[Dataset rows about figures]

start

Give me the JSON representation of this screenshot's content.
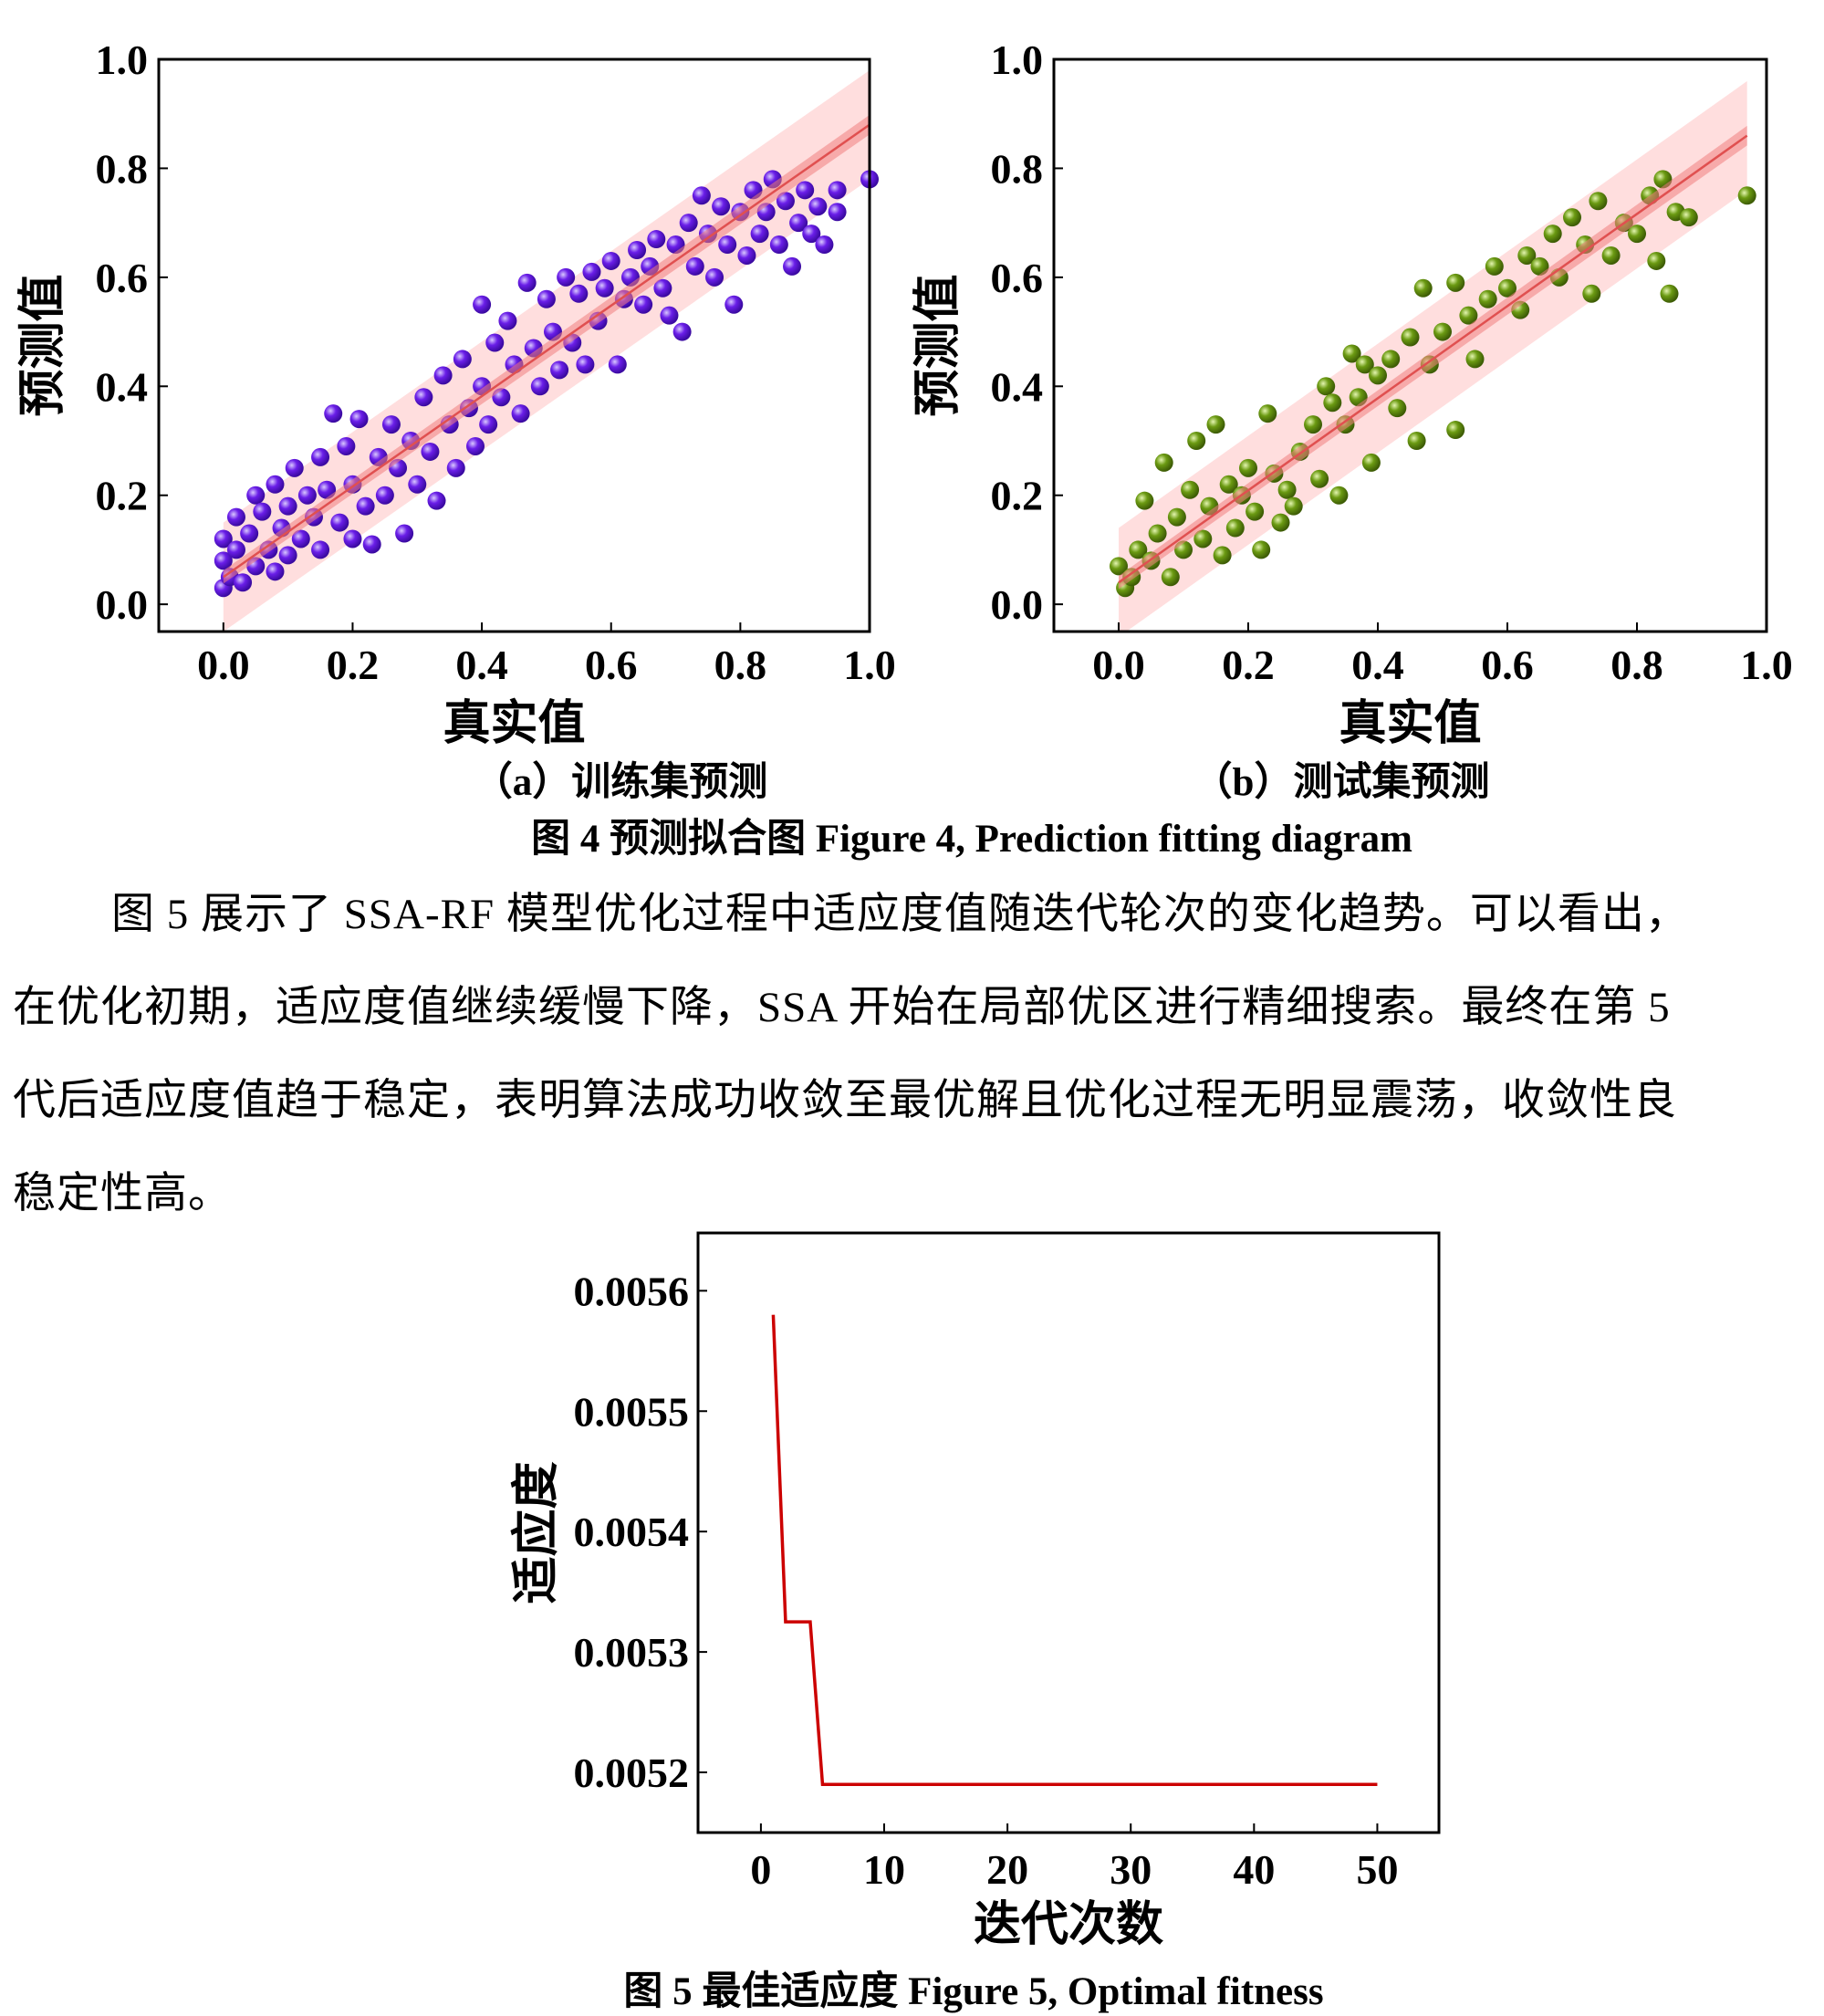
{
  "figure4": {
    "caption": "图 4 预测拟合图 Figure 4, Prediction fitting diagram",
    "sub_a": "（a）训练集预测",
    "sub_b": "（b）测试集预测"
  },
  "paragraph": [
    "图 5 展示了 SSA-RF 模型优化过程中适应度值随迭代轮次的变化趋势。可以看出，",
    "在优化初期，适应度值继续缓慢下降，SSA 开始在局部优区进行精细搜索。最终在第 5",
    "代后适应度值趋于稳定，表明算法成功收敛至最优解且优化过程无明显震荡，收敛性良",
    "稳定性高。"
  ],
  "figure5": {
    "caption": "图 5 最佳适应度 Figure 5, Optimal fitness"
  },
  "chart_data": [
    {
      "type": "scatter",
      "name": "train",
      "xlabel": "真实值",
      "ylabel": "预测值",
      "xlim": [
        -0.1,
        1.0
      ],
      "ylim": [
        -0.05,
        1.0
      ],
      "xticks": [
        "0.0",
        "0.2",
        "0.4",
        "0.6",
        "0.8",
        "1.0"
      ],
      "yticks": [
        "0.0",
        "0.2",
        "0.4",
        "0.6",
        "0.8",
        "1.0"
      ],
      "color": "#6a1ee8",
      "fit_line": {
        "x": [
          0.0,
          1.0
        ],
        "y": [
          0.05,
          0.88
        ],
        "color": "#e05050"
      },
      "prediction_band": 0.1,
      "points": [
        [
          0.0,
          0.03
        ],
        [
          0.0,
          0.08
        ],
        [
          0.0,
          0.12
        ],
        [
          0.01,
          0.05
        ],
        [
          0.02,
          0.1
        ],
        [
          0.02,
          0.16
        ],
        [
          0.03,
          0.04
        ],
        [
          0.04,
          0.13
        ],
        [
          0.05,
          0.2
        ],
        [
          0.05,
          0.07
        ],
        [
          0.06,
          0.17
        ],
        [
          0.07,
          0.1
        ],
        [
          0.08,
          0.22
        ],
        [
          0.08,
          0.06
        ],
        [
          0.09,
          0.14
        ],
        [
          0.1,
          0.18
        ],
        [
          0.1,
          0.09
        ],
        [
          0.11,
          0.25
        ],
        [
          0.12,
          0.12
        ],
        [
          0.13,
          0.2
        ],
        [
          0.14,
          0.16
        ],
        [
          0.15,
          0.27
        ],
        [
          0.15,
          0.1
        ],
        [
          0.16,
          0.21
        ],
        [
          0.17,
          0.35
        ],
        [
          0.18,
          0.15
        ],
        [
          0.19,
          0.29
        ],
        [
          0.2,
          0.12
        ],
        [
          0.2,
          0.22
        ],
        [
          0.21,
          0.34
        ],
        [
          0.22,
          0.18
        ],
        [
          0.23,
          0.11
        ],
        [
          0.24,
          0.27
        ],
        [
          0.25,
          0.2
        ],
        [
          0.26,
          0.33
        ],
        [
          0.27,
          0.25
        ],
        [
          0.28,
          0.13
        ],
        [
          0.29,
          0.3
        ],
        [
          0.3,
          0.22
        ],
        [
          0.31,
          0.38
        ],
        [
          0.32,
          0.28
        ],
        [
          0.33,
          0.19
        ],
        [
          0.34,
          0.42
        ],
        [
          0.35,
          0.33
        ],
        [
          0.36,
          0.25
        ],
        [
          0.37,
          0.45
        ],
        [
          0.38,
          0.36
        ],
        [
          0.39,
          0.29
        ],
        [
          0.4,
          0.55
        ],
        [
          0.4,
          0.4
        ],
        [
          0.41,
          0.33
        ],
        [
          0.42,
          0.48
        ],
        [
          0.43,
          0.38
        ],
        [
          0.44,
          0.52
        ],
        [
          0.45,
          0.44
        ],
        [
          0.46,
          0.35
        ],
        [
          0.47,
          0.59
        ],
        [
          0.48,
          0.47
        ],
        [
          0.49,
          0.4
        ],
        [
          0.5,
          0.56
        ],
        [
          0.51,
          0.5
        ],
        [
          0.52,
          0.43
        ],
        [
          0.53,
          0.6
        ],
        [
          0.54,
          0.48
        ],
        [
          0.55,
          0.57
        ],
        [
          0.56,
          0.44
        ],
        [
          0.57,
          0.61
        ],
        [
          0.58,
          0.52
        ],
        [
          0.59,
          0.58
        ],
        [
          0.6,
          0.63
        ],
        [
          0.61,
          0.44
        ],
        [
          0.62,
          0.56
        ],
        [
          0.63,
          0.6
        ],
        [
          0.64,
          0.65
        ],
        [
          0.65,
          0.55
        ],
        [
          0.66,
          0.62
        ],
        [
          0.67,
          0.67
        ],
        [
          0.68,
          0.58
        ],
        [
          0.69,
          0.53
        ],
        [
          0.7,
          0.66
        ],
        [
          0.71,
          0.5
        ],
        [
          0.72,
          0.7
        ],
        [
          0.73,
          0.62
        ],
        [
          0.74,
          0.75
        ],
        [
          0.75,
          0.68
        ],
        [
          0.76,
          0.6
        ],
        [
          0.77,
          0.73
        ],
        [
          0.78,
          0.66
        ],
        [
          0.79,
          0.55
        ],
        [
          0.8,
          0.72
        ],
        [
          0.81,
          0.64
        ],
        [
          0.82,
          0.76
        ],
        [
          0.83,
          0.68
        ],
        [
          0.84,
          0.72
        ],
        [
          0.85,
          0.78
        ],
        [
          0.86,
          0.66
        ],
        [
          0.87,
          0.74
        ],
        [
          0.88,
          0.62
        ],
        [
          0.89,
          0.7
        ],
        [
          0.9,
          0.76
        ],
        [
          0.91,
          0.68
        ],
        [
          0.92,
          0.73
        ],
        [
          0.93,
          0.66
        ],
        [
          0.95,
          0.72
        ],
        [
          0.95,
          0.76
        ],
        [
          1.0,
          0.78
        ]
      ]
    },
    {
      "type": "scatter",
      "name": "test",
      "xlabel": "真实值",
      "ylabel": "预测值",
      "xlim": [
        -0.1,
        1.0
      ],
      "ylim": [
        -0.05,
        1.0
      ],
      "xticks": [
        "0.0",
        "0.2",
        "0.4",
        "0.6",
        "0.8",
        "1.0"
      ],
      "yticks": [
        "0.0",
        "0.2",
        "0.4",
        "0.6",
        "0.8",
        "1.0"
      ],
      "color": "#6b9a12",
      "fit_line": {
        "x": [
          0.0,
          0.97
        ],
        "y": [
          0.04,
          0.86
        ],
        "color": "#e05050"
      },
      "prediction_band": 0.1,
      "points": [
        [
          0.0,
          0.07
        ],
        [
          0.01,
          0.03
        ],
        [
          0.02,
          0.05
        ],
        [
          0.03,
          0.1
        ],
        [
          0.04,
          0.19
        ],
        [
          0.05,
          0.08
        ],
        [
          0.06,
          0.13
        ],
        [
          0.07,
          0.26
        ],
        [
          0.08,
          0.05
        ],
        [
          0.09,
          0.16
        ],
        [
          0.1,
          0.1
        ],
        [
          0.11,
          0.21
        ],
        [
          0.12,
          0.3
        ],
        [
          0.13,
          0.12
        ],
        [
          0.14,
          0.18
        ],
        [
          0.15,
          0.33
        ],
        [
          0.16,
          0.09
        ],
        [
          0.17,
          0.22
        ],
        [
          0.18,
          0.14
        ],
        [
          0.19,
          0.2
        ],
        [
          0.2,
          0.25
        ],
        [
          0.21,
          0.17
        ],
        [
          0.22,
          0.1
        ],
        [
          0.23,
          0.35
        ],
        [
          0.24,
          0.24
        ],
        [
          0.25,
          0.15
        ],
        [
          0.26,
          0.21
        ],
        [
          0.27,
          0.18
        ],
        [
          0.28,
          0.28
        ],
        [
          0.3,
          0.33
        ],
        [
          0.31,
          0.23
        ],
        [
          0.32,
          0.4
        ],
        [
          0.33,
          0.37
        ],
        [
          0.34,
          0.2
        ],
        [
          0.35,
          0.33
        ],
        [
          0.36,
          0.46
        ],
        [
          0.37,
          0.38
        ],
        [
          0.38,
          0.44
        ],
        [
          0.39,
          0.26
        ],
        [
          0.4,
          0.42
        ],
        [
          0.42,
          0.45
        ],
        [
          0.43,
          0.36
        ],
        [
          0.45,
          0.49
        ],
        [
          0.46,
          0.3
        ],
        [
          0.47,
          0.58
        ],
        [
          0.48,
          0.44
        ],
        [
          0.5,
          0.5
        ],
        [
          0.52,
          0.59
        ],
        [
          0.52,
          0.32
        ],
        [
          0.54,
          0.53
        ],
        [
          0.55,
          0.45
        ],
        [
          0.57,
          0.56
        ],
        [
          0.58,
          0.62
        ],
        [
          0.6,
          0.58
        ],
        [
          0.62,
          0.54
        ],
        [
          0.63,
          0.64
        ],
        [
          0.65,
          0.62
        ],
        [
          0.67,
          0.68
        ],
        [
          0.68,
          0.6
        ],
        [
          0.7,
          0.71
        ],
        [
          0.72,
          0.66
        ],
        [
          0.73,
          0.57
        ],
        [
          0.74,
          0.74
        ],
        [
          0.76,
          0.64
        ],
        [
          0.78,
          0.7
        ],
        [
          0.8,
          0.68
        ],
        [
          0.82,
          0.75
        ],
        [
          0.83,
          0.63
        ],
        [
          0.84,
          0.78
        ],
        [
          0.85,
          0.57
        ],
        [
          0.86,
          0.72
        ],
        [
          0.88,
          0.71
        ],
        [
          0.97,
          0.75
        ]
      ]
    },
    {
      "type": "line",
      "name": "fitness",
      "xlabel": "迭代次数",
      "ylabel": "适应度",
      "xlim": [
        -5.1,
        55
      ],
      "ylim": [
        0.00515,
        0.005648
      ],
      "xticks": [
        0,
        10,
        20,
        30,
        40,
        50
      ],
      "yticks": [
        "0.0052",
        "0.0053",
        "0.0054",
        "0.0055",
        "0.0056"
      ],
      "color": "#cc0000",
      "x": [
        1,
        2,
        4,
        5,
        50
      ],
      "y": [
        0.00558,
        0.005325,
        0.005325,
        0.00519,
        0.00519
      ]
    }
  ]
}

end

Count the lines above that contain the word "caption", and give only that number.

Answer to this exercise: 2